• _WHAT YOU WILL DO_:
Report every line in the listing that contains the string "JSON".

• _RECORDS PROVIDED_:
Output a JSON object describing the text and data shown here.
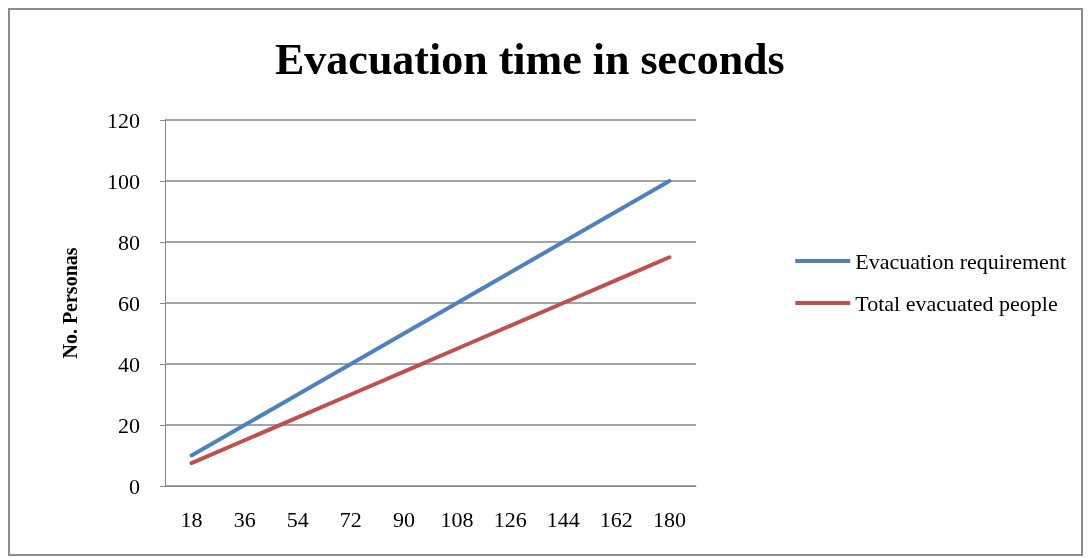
{
  "chart_data": {
    "type": "line",
    "title": "Evacuation time in seconds",
    "ylabel": "No. Personas",
    "categories": [
      "18",
      "36",
      "54",
      "72",
      "90",
      "108",
      "126",
      "144",
      "162",
      "180"
    ],
    "series": [
      {
        "name": "Evacuation requirement",
        "color": "#4f81bd",
        "values": [
          10,
          20,
          30,
          40,
          50,
          60,
          70,
          80,
          90,
          100
        ]
      },
      {
        "name": "Total evacuated people",
        "color": "#c0504d",
        "values": [
          7.5,
          15,
          22.5,
          30,
          37.5,
          45,
          52.5,
          60,
          67.5,
          75
        ]
      }
    ],
    "ylim": [
      0,
      120
    ],
    "yticks": [
      0,
      20,
      40,
      60,
      80,
      100,
      120
    ],
    "grid": "y",
    "legend": "right",
    "marker": "none",
    "line_style": "solid"
  }
}
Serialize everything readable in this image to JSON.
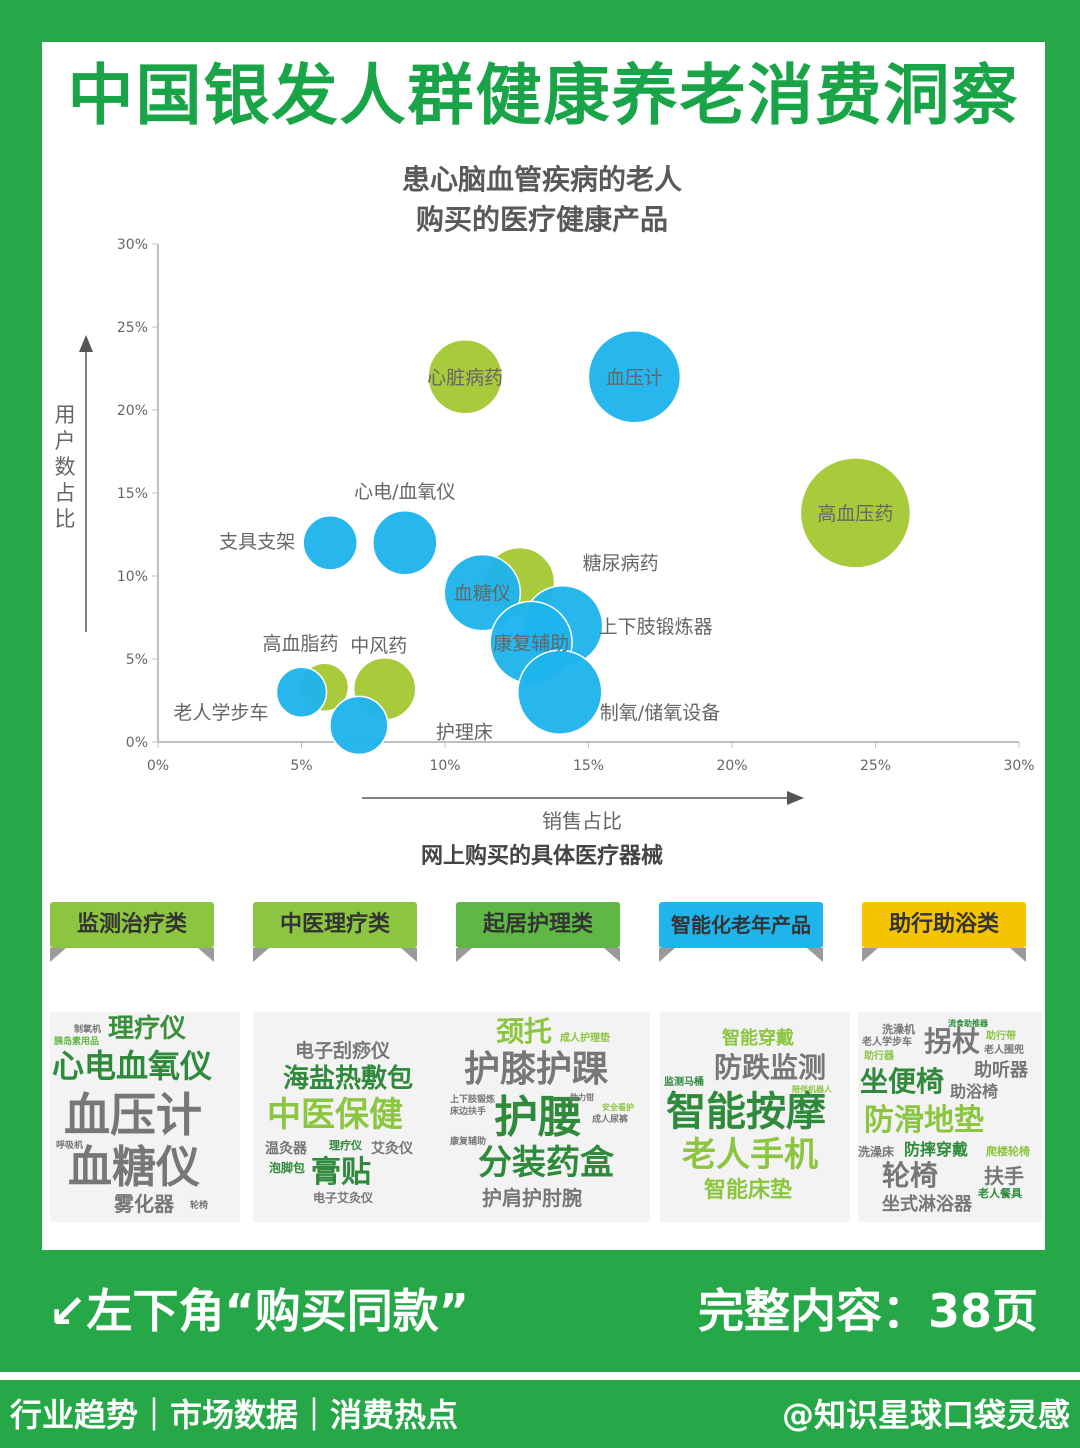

• _ANSWER BELOW_:
Output a JSON object describing the text and data shown here.
Serialize everything readable in this image to JSON.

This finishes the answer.